• What the task asks: Give every entry again, word for word.
>> START Task input
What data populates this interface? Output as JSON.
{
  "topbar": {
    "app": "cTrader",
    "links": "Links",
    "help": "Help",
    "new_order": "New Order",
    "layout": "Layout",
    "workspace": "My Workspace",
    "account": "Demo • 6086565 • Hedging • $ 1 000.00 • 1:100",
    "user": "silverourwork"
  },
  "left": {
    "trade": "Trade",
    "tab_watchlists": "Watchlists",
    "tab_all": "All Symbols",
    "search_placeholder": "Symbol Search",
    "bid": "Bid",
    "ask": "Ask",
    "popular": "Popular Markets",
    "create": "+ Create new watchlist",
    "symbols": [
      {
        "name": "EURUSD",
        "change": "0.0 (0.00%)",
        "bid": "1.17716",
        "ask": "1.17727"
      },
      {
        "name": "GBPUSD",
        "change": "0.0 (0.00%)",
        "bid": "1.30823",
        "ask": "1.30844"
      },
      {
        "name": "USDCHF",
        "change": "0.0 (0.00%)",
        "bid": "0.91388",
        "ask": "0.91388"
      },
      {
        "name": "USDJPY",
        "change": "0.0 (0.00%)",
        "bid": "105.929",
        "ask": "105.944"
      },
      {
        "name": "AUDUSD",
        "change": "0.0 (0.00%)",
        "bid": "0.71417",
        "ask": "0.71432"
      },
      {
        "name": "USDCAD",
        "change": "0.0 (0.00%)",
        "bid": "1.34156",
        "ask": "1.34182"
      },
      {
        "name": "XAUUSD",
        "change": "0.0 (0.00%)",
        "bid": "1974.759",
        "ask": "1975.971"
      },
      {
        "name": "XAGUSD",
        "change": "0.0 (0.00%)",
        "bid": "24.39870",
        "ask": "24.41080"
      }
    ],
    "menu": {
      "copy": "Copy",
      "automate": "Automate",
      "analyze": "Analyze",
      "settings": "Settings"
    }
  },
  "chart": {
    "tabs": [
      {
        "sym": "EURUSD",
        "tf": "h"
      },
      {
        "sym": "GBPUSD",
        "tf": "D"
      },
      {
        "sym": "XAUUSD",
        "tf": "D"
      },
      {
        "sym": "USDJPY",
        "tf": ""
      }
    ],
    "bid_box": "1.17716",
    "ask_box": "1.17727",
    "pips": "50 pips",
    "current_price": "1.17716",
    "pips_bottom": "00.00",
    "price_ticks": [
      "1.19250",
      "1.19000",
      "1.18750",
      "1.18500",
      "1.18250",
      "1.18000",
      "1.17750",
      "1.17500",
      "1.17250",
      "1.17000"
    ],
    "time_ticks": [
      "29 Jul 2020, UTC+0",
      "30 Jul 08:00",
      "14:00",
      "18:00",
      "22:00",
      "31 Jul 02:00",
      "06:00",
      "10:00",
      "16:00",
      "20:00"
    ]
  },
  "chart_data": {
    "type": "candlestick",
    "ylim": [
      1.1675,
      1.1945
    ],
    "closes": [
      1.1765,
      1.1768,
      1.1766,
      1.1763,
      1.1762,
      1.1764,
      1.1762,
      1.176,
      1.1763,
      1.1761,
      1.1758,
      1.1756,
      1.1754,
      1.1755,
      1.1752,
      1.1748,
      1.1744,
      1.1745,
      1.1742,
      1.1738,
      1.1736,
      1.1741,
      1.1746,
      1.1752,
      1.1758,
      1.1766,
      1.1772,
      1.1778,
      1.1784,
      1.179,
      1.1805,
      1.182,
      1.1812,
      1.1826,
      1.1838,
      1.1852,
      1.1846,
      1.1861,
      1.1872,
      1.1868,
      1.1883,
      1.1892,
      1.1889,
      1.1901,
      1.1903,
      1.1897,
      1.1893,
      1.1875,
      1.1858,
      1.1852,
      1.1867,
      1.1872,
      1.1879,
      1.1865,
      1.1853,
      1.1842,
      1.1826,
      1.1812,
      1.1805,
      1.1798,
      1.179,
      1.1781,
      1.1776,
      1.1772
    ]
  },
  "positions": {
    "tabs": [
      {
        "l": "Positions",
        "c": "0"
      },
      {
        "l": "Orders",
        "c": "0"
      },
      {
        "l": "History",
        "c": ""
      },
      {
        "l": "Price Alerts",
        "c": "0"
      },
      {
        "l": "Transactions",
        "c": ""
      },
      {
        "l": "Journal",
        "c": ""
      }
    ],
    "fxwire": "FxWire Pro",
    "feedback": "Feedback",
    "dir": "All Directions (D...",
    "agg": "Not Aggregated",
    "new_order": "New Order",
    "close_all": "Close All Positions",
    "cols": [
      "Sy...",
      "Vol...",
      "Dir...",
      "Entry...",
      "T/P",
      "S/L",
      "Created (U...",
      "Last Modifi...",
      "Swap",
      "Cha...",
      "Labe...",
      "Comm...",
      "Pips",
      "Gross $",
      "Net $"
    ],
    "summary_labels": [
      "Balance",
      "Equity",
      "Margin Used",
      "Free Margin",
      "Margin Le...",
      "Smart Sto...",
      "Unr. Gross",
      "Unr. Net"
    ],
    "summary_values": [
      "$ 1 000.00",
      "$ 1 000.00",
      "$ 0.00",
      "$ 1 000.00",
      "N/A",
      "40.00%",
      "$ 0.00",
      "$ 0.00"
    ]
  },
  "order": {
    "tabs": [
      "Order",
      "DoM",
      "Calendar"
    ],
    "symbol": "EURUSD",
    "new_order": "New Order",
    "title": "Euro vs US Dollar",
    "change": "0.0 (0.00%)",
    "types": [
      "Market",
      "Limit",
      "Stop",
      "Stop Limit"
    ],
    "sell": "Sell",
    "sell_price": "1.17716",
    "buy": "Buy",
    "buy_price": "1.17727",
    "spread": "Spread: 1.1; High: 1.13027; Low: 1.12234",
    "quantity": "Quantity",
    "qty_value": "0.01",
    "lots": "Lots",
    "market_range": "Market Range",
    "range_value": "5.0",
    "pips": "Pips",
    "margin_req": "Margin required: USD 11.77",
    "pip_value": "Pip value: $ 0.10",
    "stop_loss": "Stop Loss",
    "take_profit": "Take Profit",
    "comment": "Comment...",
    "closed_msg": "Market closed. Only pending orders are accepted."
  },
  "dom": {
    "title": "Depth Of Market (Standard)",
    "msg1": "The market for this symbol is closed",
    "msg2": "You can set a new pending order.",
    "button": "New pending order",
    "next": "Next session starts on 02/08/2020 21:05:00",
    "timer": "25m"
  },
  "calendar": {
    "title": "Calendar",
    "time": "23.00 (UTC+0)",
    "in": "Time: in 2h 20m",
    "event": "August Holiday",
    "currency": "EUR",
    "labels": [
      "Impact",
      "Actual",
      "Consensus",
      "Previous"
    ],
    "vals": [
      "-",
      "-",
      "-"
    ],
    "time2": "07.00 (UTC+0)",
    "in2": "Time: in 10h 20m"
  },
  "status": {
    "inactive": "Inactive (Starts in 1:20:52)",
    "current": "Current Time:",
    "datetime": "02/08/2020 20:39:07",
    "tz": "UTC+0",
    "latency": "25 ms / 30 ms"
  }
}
>> END Task input
• Answer below:
What data populates this interface? Output as JSON.
{
  "topbar": {
    "app": "cTrader",
    "links": "Links",
    "help": "Help",
    "new_order": "New Order",
    "layout": "Layout",
    "workspace": "My Workspace",
    "account": "Demo • 6086565 • Hedging • $ 1 000.00 • 1:100",
    "user": "silverourwork"
  },
  "left": {
    "trade": "Trade",
    "tab_watchlists": "Watchlists",
    "tab_all": "All Symbols",
    "search_placeholder": "Symbol Search",
    "bid": "Bid",
    "ask": "Ask",
    "popular": "Popular Markets",
    "create": "+ Create new watchlist",
    "symbols": [
      {
        "name": "EURUSD",
        "change": "0.0 (0.00%)",
        "bid": "1.17716",
        "ask": "1.17727"
      },
      {
        "name": "GBPUSD",
        "change": "0.0 (0.00%)",
        "bid": "1.30823",
        "ask": "1.30844"
      },
      {
        "name": "USDCHF",
        "change": "0.0 (0.00%)",
        "bid": "0.91388",
        "ask": "0.91388"
      },
      {
        "name": "USDJPY",
        "change": "0.0 (0.00%)",
        "bid": "105.929",
        "ask": "105.944"
      },
      {
        "name": "AUDUSD",
        "change": "0.0 (0.00%)",
        "bid": "0.71417",
        "ask": "0.71432"
      },
      {
        "name": "USDCAD",
        "change": "0.0 (0.00%)",
        "bid": "1.34156",
        "ask": "1.34182"
      },
      {
        "name": "XAUUSD",
        "change": "0.0 (0.00%)",
        "bid": "1974.759",
        "ask": "1975.971"
      },
      {
        "name": "XAGUSD",
        "change": "0.0 (0.00%)",
        "bid": "24.39870",
        "ask": "24.41080"
      }
    ],
    "menu": {
      "copy": "Copy",
      "automate": "Automate",
      "analyze": "Analyze",
      "settings": "Settings"
    }
  },
  "chart": {
    "tabs": [
      {
        "sym": "EURUSD",
        "tf": "h"
      },
      {
        "sym": "GBPUSD",
        "tf": "D"
      },
      {
        "sym": "XAUUSD",
        "tf": "D"
      },
      {
        "sym": "USDJPY",
        "tf": ""
      }
    ],
    "bid_box": "1.17716",
    "ask_box": "1.17727",
    "pips": "50 pips",
    "current_price": "1.17716",
    "pips_bottom": "00.00",
    "price_ticks": [
      "1.19250",
      "1.19000",
      "1.18750",
      "1.18500",
      "1.18250",
      "1.18000",
      "1.17750",
      "1.17500",
      "1.17250",
      "1.17000"
    ],
    "time_ticks": [
      "29 Jul 2020, UTC+0",
      "30 Jul 08:00",
      "14:00",
      "18:00",
      "22:00",
      "31 Jul 02:00",
      "06:00",
      "10:00",
      "16:00",
      "20:00"
    ]
  },
  "chart_data": {
    "type": "candlestick",
    "ylim": [
      1.1675,
      1.1945
    ],
    "closes": [
      1.1765,
      1.1768,
      1.1766,
      1.1763,
      1.1762,
      1.1764,
      1.1762,
      1.176,
      1.1763,
      1.1761,
      1.1758,
      1.1756,
      1.1754,
      1.1755,
      1.1752,
      1.1748,
      1.1744,
      1.1745,
      1.1742,
      1.1738,
      1.1736,
      1.1741,
      1.1746,
      1.1752,
      1.1758,
      1.1766,
      1.1772,
      1.1778,
      1.1784,
      1.179,
      1.1805,
      1.182,
      1.1812,
      1.1826,
      1.1838,
      1.1852,
      1.1846,
      1.1861,
      1.1872,
      1.1868,
      1.1883,
      1.1892,
      1.1889,
      1.1901,
      1.1903,
      1.1897,
      1.1893,
      1.1875,
      1.1858,
      1.1852,
      1.1867,
      1.1872,
      1.1879,
      1.1865,
      1.1853,
      1.1842,
      1.1826,
      1.1812,
      1.1805,
      1.1798,
      1.179,
      1.1781,
      1.1776,
      1.1772
    ]
  },
  "positions": {
    "tabs": [
      {
        "l": "Positions",
        "c": "0"
      },
      {
        "l": "Orders",
        "c": "0"
      },
      {
        "l": "History",
        "c": ""
      },
      {
        "l": "Price Alerts",
        "c": "0"
      },
      {
        "l": "Transactions",
        "c": ""
      },
      {
        "l": "Journal",
        "c": ""
      }
    ],
    "fxwire": "FxWire Pro",
    "feedback": "Feedback",
    "dir": "All Directions (D...",
    "agg": "Not Aggregated",
    "new_order": "New Order",
    "close_all": "Close All Positions",
    "cols": [
      "Sy...",
      "Vol...",
      "Dir...",
      "Entry...",
      "T/P",
      "S/L",
      "Created (U...",
      "Last Modifi...",
      "Swap",
      "Cha...",
      "Labe...",
      "Comm...",
      "Pips",
      "Gross $",
      "Net $"
    ],
    "summary_labels": [
      "Balance",
      "Equity",
      "Margin Used",
      "Free Margin",
      "Margin Le...",
      "Smart Sto...",
      "Unr. Gross",
      "Unr. Net"
    ],
    "summary_values": [
      "$ 1 000.00",
      "$ 1 000.00",
      "$ 0.00",
      "$ 1 000.00",
      "N/A",
      "40.00%",
      "$ 0.00",
      "$ 0.00"
    ]
  },
  "order": {
    "tabs": [
      "Order",
      "DoM",
      "Calendar"
    ],
    "symbol": "EURUSD",
    "new_order": "New Order",
    "title": "Euro vs US Dollar",
    "change": "0.0 (0.00%)",
    "types": [
      "Market",
      "Limit",
      "Stop",
      "Stop Limit"
    ],
    "sell": "Sell",
    "sell_price": "1.17716",
    "buy": "Buy",
    "buy_price": "1.17727",
    "spread": "Spread: 1.1; High: 1.13027; Low: 1.12234",
    "quantity": "Quantity",
    "qty_value": "0.01",
    "lots": "Lots",
    "market_range": "Market Range",
    "range_value": "5.0",
    "pips": "Pips",
    "margin_req": "Margin required: USD 11.77",
    "pip_value": "Pip value: $ 0.10",
    "stop_loss": "Stop Loss",
    "take_profit": "Take Profit",
    "comment": "Comment...",
    "closed_msg": "Market closed. Only pending orders are accepted."
  },
  "dom": {
    "title": "Depth Of Market (Standard)",
    "msg1": "The market for this symbol is closed",
    "msg2": "You can set a new pending order.",
    "button": "New pending order",
    "next": "Next session starts on 02/08/2020 21:05:00",
    "timer": "25m"
  },
  "calendar": {
    "title": "Calendar",
    "time": "23.00 (UTC+0)",
    "in": "Time: in 2h 20m",
    "event": "August Holiday",
    "currency": "EUR",
    "labels": [
      "Impact",
      "Actual",
      "Consensus",
      "Previous"
    ],
    "vals": [
      "-",
      "-",
      "-"
    ],
    "time2": "07.00 (UTC+0)",
    "in2": "Time: in 10h 20m"
  },
  "status": {
    "inactive": "Inactive (Starts in 1:20:52)",
    "current": "Current Time:",
    "datetime": "02/08/2020 20:39:07",
    "tz": "UTC+0",
    "latency": "25 ms / 30 ms"
  }
}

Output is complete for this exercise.